— start Record set —

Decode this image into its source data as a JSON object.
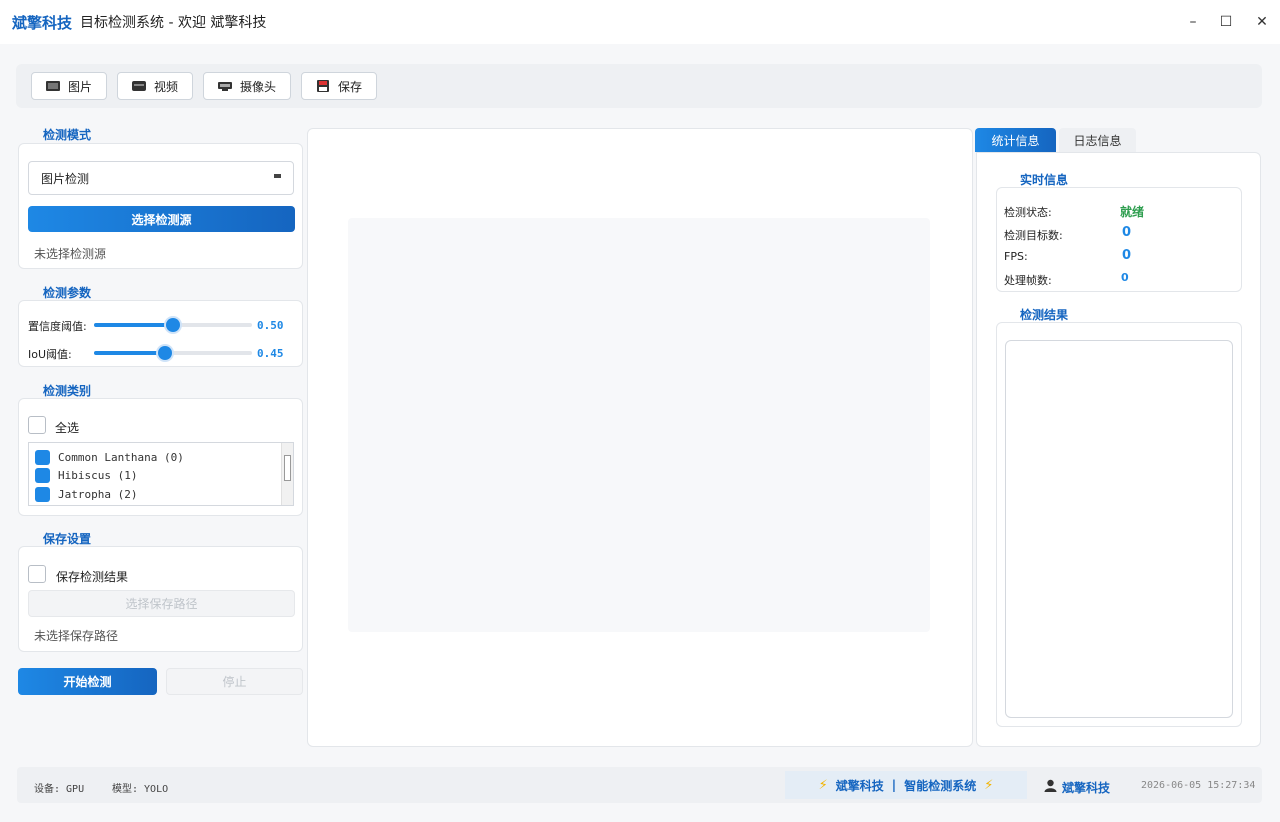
{
  "titlebar": {
    "brand": "斌擎科技",
    "title": "目标检测系统 - 欢迎 斌擎科技",
    "minimize": "–",
    "maximize": "☐",
    "close": "✕"
  },
  "toolbar": {
    "image_label": "图片",
    "video_label": "视频",
    "camera_label": "摄像头",
    "save_label": "保存"
  },
  "detect_mode": {
    "title": "检测模式",
    "selected": "图片检测",
    "select_source_label": "选择检测源",
    "source_status": "未选择检测源"
  },
  "params": {
    "title": "检测参数",
    "confidence_label": "置信度阈值:",
    "confidence_value": "0.50",
    "confidence_fraction": 0.5,
    "iou_label": "IoU阈值:",
    "iou_value": "0.45",
    "iou_fraction": 0.45
  },
  "classes": {
    "title": "检测类别",
    "select_all": "全选",
    "items": [
      "Common Lanthana (0)",
      "Hibiscus (1)",
      "Jatropha (2)"
    ]
  },
  "save_settings": {
    "title": "保存设置",
    "save_results": "保存检测结果",
    "choose_path": "选择保存路径",
    "path_status": "未选择保存路径"
  },
  "actions": {
    "start": "开始检测",
    "stop": "停止"
  },
  "right_panel": {
    "tab_stats": "统计信息",
    "tab_log": "日志信息",
    "realtime_title": "实时信息",
    "status_label": "检测状态:",
    "status_value": "就绪",
    "targets_label": "检测目标数:",
    "targets_value": "0",
    "fps_label": "FPS:",
    "fps_value": "0",
    "frames_label": "处理帧数:",
    "frames_value": "0",
    "results_title": "检测结果"
  },
  "statusbar": {
    "device": "设备: GPU",
    "model": "模型: YOLO",
    "brand_left": "斌擎科技",
    "separator": "|",
    "brand_right": "智能检测系统",
    "user": "斌擎科技",
    "datetime": "2026-06-05 15:27:34"
  },
  "colors": {
    "accent": "#1e88e5",
    "accent_dark": "#1565c0",
    "ready_green": "#2e9e4f"
  }
}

— end Record set —

Given instruction -
Every line of text is to be repeated exactly; pictures are left out.

Finished answer -
Decode this image into its source data as a JSON object.
{
  "titlebar": {
    "brand": "斌擎科技",
    "title": "目标检测系统 - 欢迎 斌擎科技",
    "minimize": "–",
    "maximize": "☐",
    "close": "✕"
  },
  "toolbar": {
    "image_label": "图片",
    "video_label": "视频",
    "camera_label": "摄像头",
    "save_label": "保存"
  },
  "detect_mode": {
    "title": "检测模式",
    "selected": "图片检测",
    "select_source_label": "选择检测源",
    "source_status": "未选择检测源"
  },
  "params": {
    "title": "检测参数",
    "confidence_label": "置信度阈值:",
    "confidence_value": "0.50",
    "confidence_fraction": 0.5,
    "iou_label": "IoU阈值:",
    "iou_value": "0.45",
    "iou_fraction": 0.45
  },
  "classes": {
    "title": "检测类别",
    "select_all": "全选",
    "items": [
      "Common Lanthana (0)",
      "Hibiscus (1)",
      "Jatropha (2)"
    ]
  },
  "save_settings": {
    "title": "保存设置",
    "save_results": "保存检测结果",
    "choose_path": "选择保存路径",
    "path_status": "未选择保存路径"
  },
  "actions": {
    "start": "开始检测",
    "stop": "停止"
  },
  "right_panel": {
    "tab_stats": "统计信息",
    "tab_log": "日志信息",
    "realtime_title": "实时信息",
    "status_label": "检测状态:",
    "status_value": "就绪",
    "targets_label": "检测目标数:",
    "targets_value": "0",
    "fps_label": "FPS:",
    "fps_value": "0",
    "frames_label": "处理帧数:",
    "frames_value": "0",
    "results_title": "检测结果"
  },
  "statusbar": {
    "device": "设备: GPU",
    "model": "模型: YOLO",
    "brand_left": "斌擎科技",
    "separator": "|",
    "brand_right": "智能检测系统",
    "user": "斌擎科技",
    "datetime": "2026-06-05 15:27:34"
  },
  "colors": {
    "accent": "#1e88e5",
    "accent_dark": "#1565c0",
    "ready_green": "#2e9e4f"
  }
}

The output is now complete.